## RECORDS TO PROCESS
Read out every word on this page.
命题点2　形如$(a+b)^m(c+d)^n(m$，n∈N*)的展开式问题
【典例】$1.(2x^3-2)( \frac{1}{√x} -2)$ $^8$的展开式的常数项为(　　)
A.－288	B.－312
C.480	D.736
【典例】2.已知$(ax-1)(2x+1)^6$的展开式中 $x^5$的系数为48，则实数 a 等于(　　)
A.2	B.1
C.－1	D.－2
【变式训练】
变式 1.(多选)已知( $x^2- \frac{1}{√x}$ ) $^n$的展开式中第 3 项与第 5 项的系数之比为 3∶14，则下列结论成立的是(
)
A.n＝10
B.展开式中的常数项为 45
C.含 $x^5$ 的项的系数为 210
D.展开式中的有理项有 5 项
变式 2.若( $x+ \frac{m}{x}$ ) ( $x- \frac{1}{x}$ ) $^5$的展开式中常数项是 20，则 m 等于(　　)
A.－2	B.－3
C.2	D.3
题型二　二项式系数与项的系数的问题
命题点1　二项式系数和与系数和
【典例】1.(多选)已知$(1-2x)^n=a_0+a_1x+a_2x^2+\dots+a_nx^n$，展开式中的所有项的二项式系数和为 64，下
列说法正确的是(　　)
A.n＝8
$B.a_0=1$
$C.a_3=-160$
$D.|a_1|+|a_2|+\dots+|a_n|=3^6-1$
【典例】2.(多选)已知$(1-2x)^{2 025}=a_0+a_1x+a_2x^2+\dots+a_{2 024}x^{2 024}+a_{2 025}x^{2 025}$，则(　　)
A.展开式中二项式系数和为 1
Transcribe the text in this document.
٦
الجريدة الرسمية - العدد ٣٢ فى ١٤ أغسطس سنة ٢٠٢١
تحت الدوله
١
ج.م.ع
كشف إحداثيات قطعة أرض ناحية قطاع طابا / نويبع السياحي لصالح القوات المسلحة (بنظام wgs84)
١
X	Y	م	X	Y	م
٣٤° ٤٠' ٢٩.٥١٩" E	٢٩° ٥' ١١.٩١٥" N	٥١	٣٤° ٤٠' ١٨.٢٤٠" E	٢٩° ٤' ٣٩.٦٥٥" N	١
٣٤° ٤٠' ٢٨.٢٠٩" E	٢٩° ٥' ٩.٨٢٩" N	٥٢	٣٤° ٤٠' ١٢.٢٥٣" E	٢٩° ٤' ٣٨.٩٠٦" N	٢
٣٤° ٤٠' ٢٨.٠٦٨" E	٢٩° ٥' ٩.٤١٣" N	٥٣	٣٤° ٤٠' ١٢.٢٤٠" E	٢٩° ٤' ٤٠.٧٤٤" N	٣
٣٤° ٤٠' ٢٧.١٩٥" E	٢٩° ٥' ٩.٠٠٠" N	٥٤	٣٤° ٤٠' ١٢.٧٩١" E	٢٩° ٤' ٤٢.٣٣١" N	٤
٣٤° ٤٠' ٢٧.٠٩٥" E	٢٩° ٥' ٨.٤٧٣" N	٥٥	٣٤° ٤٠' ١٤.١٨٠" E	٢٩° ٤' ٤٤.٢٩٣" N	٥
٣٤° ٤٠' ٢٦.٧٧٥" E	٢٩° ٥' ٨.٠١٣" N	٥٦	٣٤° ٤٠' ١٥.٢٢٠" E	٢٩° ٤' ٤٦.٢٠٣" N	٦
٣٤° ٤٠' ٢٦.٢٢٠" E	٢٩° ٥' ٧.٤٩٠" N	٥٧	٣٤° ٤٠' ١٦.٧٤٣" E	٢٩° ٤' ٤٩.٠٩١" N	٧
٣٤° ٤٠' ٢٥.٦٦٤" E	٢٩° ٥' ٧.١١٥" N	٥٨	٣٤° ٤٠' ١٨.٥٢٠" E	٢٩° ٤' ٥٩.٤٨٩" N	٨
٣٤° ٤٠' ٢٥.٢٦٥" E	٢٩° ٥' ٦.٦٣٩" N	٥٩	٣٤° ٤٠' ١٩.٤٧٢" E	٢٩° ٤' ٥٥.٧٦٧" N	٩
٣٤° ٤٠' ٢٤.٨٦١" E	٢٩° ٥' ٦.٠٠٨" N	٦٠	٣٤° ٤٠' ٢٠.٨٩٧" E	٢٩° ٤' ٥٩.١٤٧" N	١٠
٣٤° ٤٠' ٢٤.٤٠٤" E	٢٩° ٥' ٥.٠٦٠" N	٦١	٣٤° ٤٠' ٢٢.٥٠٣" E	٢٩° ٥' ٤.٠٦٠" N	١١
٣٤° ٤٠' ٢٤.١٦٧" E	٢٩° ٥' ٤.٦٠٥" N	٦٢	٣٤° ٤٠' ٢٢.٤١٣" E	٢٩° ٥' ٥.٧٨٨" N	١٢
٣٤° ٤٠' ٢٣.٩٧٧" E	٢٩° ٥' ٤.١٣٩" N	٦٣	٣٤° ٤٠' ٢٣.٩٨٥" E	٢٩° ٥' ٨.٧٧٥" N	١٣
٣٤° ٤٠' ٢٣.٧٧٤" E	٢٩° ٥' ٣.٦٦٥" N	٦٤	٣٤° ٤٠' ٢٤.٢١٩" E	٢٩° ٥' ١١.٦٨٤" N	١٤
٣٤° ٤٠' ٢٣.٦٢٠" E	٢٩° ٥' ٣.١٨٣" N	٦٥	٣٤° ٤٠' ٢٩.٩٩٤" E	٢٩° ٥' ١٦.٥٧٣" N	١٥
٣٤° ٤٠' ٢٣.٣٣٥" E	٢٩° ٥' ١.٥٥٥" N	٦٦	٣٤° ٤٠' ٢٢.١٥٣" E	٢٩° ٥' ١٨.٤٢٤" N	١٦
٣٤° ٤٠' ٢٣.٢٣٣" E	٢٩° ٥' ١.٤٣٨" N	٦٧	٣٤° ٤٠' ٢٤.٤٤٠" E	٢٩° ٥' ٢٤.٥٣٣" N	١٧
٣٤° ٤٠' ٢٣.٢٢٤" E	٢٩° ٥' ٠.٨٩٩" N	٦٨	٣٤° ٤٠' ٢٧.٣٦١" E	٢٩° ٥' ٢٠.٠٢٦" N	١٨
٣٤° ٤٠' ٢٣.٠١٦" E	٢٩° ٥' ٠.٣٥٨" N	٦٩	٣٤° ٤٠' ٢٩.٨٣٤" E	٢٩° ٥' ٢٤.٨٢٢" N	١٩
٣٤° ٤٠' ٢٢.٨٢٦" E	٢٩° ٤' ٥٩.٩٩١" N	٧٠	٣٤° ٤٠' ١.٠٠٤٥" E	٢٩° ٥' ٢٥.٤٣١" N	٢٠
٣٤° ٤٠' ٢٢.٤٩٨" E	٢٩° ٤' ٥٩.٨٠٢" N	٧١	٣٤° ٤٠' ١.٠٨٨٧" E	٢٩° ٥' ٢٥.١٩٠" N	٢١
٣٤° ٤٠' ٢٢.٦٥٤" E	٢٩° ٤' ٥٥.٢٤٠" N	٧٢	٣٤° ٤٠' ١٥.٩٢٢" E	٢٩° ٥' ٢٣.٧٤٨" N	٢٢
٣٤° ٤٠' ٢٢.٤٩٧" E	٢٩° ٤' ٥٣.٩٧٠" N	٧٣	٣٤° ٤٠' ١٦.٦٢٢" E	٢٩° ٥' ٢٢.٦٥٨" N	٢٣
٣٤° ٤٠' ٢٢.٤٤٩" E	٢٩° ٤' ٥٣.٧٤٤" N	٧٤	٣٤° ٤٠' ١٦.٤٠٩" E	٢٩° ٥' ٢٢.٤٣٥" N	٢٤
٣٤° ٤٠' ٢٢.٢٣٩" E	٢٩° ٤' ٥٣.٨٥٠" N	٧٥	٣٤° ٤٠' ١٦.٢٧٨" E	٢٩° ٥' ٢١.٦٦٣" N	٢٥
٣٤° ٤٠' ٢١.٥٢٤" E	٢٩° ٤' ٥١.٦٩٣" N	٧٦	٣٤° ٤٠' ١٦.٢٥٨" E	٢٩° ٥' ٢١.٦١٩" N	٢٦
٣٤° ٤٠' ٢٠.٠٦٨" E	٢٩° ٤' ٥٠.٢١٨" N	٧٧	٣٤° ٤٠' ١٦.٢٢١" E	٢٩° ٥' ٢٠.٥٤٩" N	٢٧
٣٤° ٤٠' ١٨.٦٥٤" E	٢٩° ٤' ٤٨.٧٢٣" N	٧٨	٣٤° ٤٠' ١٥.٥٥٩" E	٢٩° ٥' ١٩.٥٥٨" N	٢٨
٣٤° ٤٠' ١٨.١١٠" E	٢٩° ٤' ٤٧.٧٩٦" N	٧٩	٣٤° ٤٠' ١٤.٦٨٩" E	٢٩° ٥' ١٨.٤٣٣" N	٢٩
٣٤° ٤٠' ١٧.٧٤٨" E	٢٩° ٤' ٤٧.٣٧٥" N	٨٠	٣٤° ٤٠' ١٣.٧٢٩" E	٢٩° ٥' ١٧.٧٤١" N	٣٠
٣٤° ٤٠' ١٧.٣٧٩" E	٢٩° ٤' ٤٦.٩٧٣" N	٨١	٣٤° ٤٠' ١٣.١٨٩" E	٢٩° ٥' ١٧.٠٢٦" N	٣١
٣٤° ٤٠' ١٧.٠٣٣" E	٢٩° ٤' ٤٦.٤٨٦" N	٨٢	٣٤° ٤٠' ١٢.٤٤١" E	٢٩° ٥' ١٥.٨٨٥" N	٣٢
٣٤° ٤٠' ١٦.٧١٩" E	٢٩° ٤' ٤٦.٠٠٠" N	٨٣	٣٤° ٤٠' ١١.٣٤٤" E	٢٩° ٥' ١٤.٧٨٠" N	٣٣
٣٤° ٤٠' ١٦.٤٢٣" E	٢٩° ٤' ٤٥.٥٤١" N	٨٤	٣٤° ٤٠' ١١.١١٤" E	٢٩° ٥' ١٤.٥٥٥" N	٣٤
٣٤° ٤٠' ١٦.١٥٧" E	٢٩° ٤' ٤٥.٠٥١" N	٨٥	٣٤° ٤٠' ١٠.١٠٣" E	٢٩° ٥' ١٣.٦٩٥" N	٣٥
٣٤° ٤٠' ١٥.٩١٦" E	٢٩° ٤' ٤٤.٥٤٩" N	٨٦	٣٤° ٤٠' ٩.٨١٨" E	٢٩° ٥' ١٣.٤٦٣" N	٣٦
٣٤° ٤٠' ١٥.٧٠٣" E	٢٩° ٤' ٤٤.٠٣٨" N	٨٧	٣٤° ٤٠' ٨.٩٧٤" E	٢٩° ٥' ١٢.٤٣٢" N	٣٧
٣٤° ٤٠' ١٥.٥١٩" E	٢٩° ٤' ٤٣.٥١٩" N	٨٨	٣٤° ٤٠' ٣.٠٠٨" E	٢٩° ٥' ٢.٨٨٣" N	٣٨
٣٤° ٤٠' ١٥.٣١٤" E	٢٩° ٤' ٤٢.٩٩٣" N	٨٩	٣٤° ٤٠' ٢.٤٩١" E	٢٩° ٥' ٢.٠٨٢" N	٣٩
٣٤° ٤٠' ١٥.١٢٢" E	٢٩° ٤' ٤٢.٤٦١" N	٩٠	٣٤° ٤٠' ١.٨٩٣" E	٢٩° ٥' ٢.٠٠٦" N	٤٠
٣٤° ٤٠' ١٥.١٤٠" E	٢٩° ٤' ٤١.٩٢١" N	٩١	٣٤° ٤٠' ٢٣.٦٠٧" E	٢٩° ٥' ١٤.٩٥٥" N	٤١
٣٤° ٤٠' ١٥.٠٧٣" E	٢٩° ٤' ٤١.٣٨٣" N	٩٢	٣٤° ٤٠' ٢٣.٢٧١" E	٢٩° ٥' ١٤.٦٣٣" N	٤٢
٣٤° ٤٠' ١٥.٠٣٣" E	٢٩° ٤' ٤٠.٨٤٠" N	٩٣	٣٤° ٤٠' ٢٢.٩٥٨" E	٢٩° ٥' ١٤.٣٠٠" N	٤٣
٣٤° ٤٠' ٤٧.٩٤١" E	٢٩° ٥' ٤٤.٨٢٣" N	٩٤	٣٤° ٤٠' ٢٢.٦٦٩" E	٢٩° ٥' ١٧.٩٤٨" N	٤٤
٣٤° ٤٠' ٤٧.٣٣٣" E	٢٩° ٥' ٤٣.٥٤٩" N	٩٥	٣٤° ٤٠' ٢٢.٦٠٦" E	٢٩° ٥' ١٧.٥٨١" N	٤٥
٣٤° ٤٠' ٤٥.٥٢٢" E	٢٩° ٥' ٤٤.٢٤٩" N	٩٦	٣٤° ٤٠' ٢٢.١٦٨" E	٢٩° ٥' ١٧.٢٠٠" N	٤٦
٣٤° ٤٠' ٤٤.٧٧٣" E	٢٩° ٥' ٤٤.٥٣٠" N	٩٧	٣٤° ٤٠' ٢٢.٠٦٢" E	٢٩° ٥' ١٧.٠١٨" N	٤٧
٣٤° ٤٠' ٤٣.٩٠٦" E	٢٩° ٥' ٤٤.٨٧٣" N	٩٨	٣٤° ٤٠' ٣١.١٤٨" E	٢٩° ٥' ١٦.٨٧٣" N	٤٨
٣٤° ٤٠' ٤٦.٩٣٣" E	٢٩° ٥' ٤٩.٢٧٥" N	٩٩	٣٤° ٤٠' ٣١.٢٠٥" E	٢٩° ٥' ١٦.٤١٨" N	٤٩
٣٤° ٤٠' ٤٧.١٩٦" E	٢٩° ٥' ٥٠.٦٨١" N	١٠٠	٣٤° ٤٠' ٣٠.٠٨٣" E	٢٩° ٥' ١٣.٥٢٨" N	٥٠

## REQUIRED WORK
Only lines with "this" are wanted here; list each of them.

## IN RESPONSE
Read out every word on this page.
Transcribe the text in this document.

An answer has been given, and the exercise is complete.